[Start Information provided]
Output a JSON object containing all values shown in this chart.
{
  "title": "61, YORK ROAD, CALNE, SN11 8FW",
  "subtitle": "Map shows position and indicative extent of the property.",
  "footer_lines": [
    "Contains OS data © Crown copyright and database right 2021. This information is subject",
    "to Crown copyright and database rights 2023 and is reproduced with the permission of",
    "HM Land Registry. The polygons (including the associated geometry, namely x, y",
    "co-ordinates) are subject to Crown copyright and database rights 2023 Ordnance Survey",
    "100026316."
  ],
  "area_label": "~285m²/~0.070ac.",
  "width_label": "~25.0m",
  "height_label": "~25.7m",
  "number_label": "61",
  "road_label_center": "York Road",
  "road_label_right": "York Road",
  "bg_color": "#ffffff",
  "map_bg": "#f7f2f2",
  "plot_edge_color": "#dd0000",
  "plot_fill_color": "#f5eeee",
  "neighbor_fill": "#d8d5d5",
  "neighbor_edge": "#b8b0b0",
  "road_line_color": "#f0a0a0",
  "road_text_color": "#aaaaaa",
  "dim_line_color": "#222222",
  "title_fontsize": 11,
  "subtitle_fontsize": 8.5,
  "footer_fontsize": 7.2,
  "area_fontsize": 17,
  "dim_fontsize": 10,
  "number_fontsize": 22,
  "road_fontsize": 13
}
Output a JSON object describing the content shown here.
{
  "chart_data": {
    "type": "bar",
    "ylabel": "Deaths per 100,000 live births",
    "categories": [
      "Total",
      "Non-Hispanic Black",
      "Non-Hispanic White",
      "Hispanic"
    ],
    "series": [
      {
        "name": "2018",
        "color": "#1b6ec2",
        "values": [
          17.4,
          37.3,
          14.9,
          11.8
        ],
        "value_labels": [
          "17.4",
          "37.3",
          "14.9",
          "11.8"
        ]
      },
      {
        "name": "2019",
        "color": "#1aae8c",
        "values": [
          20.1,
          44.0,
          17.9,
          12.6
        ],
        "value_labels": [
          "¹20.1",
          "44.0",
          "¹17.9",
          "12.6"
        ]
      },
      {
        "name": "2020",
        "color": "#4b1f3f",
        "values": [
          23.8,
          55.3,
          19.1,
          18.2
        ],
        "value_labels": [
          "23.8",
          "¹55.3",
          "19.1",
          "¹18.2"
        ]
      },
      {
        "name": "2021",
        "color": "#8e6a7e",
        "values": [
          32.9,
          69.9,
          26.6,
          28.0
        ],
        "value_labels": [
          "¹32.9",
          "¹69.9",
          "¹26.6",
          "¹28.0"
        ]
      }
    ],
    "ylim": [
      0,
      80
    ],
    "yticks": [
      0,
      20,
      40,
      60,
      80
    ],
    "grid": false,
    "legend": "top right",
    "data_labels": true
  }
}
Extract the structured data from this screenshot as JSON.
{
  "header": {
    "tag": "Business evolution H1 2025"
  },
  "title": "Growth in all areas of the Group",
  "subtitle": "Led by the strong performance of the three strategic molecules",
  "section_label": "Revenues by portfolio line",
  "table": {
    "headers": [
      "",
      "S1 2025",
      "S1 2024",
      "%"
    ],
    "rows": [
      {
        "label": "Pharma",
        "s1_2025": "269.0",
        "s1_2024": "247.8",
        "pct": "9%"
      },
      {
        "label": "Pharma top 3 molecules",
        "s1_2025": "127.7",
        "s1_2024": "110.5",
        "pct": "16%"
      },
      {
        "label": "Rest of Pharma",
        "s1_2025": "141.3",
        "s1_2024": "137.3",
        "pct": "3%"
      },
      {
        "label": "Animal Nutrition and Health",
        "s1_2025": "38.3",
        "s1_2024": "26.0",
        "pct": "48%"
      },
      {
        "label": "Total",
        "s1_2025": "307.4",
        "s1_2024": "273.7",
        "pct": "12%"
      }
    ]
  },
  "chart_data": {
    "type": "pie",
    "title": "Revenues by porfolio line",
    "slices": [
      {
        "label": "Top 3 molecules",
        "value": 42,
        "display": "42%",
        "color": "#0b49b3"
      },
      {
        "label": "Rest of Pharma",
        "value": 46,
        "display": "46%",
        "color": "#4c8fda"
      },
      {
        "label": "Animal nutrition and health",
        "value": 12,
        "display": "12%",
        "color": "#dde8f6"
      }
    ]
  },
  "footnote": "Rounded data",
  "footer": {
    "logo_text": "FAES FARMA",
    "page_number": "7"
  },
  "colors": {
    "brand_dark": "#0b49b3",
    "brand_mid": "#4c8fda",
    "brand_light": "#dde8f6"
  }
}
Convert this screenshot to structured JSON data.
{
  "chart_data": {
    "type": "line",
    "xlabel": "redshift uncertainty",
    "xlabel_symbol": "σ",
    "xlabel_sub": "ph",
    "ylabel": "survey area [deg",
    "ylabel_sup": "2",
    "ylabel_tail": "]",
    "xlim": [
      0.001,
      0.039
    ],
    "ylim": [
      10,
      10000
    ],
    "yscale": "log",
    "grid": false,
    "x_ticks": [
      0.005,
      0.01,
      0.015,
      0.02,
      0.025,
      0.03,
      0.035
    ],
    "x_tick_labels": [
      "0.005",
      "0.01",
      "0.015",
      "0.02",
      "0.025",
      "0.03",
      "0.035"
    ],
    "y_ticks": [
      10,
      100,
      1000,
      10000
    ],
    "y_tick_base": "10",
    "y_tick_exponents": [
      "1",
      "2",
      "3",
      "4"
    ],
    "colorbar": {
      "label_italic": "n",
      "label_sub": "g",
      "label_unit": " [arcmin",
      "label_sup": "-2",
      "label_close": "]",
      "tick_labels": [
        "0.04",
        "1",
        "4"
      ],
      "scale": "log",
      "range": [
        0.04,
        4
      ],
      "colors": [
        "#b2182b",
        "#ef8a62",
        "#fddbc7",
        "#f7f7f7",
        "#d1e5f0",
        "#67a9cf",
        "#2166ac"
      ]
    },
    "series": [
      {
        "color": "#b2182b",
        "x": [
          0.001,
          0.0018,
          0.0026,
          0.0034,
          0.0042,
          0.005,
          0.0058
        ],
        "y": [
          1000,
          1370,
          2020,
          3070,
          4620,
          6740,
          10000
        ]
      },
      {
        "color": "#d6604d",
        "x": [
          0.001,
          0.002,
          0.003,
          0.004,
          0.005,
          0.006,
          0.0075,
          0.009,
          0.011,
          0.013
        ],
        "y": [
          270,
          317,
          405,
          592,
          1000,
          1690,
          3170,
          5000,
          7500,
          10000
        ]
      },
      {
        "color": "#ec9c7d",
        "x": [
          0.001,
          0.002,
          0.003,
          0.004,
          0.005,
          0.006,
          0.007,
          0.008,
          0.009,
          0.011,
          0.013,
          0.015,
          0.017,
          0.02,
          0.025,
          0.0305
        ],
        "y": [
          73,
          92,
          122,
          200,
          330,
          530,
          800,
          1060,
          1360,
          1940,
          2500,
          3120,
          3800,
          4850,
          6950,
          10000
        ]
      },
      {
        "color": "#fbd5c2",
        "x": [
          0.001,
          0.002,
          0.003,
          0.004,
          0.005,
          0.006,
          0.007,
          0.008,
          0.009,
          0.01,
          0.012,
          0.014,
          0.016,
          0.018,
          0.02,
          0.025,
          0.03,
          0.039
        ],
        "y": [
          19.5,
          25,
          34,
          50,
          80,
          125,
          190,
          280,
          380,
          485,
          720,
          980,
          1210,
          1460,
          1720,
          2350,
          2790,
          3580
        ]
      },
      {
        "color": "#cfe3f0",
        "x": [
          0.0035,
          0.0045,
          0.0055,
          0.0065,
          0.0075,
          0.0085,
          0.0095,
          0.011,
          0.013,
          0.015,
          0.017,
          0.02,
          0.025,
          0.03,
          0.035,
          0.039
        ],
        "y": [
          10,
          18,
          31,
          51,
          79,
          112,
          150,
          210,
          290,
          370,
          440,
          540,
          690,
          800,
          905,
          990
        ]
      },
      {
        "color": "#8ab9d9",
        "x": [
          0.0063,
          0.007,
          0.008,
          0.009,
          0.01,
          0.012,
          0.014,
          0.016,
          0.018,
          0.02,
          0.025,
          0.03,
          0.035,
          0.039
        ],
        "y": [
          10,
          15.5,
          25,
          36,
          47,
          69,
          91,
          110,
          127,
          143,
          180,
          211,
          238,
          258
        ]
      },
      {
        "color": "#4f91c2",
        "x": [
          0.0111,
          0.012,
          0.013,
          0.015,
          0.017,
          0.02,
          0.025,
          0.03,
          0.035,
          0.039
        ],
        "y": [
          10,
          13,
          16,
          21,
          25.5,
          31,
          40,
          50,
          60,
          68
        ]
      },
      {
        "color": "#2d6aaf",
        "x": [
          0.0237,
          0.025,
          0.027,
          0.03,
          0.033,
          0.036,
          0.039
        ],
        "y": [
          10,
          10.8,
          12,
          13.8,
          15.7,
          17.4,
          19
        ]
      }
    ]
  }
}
[End Information provided]
● Short exercise: Pull out all lines containing "Revenues".

● Right answer:
  "section_label": "Revenues by portfolio line",
    "title": "Revenues by porfolio line",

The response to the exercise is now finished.